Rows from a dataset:
=====
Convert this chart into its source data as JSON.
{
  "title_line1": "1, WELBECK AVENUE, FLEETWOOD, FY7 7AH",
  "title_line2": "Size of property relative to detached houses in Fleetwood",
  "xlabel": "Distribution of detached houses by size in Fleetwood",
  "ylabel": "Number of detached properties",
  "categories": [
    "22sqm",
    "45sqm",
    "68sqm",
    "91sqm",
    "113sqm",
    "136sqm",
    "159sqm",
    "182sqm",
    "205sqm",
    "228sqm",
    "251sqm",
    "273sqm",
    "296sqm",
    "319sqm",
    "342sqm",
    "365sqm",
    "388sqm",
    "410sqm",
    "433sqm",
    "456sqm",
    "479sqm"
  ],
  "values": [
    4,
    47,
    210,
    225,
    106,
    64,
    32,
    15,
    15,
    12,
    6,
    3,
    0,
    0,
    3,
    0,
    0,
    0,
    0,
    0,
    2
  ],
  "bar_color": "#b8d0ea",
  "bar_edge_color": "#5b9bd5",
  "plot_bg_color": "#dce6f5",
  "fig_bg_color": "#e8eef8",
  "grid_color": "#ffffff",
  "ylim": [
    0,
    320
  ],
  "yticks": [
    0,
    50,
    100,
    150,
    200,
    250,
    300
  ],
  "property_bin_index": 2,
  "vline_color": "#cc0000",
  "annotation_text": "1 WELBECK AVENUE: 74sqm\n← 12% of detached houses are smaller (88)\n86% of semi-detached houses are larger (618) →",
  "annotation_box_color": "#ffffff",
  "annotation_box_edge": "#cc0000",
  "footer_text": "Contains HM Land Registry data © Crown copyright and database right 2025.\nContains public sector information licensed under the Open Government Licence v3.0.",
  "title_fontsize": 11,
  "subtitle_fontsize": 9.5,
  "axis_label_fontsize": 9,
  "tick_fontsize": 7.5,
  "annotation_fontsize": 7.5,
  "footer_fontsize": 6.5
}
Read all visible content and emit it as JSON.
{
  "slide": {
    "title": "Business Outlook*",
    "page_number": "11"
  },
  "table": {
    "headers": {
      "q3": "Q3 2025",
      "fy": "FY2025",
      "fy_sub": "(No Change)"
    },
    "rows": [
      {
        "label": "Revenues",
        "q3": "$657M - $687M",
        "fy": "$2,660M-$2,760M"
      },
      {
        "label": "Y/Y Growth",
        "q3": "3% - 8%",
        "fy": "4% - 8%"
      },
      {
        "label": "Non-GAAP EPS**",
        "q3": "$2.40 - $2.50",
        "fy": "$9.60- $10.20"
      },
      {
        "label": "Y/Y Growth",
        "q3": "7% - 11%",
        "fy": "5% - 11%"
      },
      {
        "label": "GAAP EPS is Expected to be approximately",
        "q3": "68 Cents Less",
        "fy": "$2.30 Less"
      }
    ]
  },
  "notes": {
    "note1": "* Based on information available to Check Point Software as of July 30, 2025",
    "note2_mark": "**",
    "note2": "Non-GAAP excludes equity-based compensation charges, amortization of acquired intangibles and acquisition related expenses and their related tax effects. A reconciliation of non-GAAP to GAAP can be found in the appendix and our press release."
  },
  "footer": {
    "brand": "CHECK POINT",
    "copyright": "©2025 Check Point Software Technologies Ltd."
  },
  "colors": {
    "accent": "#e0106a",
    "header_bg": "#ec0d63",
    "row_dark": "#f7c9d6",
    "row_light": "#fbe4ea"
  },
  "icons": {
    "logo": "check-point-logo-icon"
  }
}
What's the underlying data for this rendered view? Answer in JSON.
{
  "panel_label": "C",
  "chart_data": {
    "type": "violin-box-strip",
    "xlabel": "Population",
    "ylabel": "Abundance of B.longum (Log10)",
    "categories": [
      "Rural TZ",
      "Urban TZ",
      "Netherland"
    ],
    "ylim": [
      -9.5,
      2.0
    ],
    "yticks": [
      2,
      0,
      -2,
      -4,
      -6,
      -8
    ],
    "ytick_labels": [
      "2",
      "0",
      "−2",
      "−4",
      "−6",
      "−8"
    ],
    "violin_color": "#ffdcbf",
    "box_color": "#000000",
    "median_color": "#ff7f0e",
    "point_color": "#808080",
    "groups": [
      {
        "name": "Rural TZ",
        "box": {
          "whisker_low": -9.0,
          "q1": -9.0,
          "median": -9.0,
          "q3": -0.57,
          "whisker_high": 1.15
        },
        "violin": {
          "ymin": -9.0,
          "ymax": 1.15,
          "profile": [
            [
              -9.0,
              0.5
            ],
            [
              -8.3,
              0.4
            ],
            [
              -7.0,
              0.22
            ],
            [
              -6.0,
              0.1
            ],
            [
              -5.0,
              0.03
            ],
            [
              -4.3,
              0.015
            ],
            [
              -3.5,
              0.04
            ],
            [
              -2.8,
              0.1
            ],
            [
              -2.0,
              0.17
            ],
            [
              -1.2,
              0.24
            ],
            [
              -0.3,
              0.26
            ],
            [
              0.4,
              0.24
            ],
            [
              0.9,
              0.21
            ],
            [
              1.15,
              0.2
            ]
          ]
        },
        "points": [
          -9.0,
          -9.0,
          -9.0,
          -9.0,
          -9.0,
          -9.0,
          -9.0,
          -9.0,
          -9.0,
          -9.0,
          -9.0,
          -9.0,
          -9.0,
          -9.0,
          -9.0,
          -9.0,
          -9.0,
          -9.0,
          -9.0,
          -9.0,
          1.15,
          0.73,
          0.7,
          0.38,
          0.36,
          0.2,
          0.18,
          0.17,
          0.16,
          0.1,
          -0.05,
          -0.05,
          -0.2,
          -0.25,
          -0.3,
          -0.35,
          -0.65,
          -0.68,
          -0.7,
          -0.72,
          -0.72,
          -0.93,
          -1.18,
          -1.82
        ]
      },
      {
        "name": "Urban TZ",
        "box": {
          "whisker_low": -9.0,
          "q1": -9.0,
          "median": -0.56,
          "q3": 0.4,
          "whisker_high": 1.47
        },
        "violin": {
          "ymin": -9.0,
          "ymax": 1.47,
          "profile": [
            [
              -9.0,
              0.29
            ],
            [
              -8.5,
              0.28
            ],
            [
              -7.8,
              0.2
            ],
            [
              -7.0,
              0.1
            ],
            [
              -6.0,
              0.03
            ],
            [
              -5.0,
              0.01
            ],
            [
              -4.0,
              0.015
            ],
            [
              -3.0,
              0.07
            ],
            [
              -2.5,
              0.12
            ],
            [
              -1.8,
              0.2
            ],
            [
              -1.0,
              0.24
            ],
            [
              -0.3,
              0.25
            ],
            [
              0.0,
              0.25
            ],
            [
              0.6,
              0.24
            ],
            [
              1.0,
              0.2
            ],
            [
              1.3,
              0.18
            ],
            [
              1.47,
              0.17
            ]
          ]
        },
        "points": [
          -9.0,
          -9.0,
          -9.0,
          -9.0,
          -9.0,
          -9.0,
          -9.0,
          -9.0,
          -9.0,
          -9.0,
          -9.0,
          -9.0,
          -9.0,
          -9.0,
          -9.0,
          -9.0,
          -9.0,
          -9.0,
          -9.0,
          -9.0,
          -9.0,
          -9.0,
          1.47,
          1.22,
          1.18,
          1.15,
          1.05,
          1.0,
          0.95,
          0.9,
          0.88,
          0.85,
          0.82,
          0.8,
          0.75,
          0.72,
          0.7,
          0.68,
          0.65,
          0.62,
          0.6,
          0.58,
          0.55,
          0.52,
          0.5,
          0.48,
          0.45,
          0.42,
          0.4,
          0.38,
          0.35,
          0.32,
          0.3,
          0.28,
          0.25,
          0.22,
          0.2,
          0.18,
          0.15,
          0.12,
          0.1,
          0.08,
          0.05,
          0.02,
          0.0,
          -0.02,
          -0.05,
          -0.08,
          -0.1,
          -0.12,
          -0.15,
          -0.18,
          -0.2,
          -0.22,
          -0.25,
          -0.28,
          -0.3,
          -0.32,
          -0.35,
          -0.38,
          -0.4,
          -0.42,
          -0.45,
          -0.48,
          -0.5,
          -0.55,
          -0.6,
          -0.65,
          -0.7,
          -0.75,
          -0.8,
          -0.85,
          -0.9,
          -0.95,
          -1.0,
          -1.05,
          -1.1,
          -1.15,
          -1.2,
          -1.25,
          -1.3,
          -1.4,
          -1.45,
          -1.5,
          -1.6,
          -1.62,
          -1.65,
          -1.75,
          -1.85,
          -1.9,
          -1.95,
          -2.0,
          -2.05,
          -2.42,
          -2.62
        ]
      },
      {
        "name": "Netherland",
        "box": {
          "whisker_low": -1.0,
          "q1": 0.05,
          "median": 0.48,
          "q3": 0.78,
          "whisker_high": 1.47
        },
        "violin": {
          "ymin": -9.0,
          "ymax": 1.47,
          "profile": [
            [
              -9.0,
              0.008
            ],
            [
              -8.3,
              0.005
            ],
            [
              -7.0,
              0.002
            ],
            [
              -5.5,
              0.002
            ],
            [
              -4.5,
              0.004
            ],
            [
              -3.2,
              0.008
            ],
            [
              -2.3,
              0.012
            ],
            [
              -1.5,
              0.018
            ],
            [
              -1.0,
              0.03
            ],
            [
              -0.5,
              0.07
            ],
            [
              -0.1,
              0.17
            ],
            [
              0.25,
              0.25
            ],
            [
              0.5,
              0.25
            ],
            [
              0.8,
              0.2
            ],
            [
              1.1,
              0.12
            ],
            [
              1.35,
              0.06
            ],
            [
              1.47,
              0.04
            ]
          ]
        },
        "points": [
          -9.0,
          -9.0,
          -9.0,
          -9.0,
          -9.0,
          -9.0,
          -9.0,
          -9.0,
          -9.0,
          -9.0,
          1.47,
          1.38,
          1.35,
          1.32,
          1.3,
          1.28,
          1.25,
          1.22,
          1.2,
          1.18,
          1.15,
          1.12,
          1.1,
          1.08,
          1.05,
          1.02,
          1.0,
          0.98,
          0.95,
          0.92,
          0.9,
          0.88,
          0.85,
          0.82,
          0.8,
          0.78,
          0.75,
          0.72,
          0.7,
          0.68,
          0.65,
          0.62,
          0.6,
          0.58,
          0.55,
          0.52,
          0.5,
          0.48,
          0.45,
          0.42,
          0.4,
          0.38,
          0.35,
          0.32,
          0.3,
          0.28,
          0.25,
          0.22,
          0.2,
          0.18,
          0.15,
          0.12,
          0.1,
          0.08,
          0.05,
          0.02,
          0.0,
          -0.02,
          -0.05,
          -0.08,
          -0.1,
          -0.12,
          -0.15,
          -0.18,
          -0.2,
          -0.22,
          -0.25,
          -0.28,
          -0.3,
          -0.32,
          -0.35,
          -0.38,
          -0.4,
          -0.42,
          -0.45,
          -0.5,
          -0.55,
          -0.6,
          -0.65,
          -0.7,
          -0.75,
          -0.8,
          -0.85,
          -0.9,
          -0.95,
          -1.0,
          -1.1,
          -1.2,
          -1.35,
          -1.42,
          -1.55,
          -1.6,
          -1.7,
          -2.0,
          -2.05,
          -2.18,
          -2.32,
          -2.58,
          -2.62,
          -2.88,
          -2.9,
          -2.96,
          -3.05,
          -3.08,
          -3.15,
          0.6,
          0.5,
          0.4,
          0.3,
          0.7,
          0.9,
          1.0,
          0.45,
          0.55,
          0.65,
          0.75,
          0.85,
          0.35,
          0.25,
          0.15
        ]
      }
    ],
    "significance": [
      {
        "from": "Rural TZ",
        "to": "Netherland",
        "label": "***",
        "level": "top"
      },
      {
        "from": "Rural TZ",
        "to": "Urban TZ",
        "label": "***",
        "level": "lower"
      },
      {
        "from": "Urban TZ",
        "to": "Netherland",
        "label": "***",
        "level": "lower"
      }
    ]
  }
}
=====
• _Problem requirements_: Only lines with the string "Netherland" belong in your answer; copy each one.

• _Result of this task_:
      "Netherland"
        "name": "Netherland",
        "to": "Netherland",
        "to": "Netherland",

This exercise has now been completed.